WRITTEN PROBLEM
Copy the listing below verbatim, from its first line through the line that contains "series-line-base <box>156 284 1136 769</box>", including both.

________________

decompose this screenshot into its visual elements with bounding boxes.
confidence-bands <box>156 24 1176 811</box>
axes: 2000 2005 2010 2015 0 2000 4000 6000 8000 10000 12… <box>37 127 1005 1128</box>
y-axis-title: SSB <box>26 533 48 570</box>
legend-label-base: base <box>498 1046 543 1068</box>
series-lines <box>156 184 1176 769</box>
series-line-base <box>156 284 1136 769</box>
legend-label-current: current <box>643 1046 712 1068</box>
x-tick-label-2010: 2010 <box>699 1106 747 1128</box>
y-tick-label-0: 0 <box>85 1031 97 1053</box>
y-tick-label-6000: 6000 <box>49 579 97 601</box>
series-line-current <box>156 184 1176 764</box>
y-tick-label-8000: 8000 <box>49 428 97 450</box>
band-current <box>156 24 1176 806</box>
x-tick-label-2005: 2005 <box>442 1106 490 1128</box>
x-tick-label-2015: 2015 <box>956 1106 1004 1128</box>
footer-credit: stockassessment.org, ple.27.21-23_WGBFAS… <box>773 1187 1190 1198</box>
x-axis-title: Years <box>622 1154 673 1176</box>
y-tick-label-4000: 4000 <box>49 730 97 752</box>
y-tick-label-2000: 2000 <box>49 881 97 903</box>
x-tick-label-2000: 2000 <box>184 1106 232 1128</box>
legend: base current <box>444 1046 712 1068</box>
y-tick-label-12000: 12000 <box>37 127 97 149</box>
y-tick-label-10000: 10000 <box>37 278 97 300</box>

________________

RESPONSE
decompose this screenshot into its visual elements with bounding boxes.
confidence-bands <box>156 24 1176 811</box>
axes: 2000 2005 2010 2015 0 2000 4000 6000 8000 10000 12… <box>37 127 1005 1128</box>
y-axis-title: SSB <box>26 533 48 570</box>
legend-label-base: base <box>498 1046 543 1068</box>
series-lines <box>156 184 1176 769</box>
series-line-base <box>156 284 1136 769</box>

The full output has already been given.